**Given task:**
Filter these entries, keeping only lines that hold the word "this".

■ ■ ■

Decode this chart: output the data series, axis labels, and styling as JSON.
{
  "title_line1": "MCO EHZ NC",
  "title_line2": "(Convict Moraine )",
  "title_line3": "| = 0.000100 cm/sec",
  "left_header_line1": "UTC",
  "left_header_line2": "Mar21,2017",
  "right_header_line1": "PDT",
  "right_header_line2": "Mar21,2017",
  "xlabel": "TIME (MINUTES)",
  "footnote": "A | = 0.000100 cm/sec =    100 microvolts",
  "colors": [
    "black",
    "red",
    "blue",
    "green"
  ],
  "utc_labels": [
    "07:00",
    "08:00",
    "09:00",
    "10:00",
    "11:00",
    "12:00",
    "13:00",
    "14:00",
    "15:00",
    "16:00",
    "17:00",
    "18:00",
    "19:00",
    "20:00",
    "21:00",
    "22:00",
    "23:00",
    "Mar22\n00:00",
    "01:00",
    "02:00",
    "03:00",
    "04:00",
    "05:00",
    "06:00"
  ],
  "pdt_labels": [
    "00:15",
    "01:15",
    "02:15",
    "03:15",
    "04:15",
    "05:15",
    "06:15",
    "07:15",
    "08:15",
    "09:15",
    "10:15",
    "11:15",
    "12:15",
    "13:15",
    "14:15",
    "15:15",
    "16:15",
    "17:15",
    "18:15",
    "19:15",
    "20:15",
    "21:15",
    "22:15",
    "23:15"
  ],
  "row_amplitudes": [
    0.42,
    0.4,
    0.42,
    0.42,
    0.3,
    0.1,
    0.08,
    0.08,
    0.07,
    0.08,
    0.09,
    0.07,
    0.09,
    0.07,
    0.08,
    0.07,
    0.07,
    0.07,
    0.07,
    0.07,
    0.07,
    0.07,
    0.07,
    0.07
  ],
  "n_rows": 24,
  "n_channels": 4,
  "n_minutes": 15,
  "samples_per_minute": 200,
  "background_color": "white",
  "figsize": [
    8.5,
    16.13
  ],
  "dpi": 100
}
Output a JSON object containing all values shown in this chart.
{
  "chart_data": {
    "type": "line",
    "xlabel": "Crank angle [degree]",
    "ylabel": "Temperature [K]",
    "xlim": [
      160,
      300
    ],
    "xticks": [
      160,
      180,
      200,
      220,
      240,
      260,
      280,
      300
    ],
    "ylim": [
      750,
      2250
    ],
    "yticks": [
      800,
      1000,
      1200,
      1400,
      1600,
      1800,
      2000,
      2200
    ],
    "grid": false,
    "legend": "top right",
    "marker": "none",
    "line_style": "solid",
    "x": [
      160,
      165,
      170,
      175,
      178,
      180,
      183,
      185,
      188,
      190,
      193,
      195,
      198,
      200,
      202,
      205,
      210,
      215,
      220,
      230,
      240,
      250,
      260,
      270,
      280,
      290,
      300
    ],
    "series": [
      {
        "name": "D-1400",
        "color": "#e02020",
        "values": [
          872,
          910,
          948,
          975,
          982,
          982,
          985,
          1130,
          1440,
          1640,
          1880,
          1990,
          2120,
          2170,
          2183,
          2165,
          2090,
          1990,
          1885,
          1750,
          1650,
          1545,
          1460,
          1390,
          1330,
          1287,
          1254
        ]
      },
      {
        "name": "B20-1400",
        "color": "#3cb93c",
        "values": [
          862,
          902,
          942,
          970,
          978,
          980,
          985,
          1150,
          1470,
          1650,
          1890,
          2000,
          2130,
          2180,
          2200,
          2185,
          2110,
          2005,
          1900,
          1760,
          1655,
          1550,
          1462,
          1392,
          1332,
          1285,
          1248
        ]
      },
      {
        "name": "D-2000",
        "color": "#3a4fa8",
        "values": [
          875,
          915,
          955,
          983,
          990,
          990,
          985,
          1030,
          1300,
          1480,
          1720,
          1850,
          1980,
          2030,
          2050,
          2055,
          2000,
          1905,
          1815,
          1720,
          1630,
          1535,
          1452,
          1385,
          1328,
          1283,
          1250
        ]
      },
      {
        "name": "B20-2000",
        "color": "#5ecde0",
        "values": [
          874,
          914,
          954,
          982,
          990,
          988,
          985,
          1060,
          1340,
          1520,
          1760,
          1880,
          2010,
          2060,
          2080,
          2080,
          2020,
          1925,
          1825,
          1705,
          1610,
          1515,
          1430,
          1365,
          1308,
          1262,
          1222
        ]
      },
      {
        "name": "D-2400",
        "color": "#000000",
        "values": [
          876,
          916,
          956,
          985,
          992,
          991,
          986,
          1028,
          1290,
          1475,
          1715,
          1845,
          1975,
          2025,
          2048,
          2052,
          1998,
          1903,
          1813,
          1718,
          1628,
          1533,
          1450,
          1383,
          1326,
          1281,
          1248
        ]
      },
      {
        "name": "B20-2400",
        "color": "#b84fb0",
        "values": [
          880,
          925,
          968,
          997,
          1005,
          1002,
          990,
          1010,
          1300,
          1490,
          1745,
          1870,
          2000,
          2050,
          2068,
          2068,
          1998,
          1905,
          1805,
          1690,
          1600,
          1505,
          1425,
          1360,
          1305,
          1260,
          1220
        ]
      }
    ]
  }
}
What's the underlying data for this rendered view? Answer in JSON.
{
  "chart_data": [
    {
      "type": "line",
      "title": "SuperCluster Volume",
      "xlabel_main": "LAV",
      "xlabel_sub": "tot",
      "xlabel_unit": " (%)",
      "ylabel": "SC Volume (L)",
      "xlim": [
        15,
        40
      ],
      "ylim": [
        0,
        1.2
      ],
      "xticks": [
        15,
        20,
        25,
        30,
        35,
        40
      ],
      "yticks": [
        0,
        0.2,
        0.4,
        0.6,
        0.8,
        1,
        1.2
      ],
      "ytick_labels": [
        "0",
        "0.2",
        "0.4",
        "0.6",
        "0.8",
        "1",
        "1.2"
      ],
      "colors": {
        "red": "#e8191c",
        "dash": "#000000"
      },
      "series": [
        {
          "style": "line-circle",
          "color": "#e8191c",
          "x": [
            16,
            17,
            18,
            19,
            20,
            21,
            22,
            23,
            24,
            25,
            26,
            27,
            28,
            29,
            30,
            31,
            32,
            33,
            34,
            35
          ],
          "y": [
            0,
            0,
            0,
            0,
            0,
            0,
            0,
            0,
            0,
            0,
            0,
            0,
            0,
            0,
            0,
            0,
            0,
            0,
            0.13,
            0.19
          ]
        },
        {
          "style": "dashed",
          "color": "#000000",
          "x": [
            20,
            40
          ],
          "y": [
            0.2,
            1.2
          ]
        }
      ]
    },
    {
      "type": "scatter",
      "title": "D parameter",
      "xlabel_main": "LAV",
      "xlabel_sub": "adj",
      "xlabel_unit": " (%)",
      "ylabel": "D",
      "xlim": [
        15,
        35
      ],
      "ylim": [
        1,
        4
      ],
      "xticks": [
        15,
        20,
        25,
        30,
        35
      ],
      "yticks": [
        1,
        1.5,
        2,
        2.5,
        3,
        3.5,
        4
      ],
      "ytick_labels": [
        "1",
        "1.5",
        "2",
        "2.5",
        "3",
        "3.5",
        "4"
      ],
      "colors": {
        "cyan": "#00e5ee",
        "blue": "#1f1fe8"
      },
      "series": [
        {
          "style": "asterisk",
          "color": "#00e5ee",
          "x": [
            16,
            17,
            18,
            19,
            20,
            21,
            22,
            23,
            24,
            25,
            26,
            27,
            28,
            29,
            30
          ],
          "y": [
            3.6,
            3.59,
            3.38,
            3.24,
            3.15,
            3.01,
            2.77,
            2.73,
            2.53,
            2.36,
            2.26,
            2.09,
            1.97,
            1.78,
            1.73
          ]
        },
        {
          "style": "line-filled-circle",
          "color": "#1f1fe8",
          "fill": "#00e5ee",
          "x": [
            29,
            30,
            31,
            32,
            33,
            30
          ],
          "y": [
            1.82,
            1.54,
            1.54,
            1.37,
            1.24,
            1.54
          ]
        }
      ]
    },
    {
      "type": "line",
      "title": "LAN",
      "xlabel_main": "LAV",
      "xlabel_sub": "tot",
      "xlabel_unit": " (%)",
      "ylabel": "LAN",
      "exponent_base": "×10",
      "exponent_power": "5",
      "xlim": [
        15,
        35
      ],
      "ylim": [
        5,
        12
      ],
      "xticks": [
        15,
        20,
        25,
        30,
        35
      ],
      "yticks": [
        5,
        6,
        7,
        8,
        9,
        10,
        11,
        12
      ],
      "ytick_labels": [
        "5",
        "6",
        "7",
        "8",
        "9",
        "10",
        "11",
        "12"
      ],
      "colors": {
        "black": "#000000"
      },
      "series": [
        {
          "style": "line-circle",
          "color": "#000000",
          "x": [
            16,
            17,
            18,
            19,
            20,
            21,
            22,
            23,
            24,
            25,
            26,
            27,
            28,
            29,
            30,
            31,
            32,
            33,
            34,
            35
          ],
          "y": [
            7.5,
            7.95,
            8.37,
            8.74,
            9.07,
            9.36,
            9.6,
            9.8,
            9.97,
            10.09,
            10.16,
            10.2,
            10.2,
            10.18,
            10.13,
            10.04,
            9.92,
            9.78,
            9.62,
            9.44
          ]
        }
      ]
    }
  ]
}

■ ■ ■

**Solved exercise:**
Decode this chart: output the data series, axis labels, and styling as JSON.
Output a JSON object containing all values shown in this chart.
What's the underlying data for this rendered view? Answer in JSON.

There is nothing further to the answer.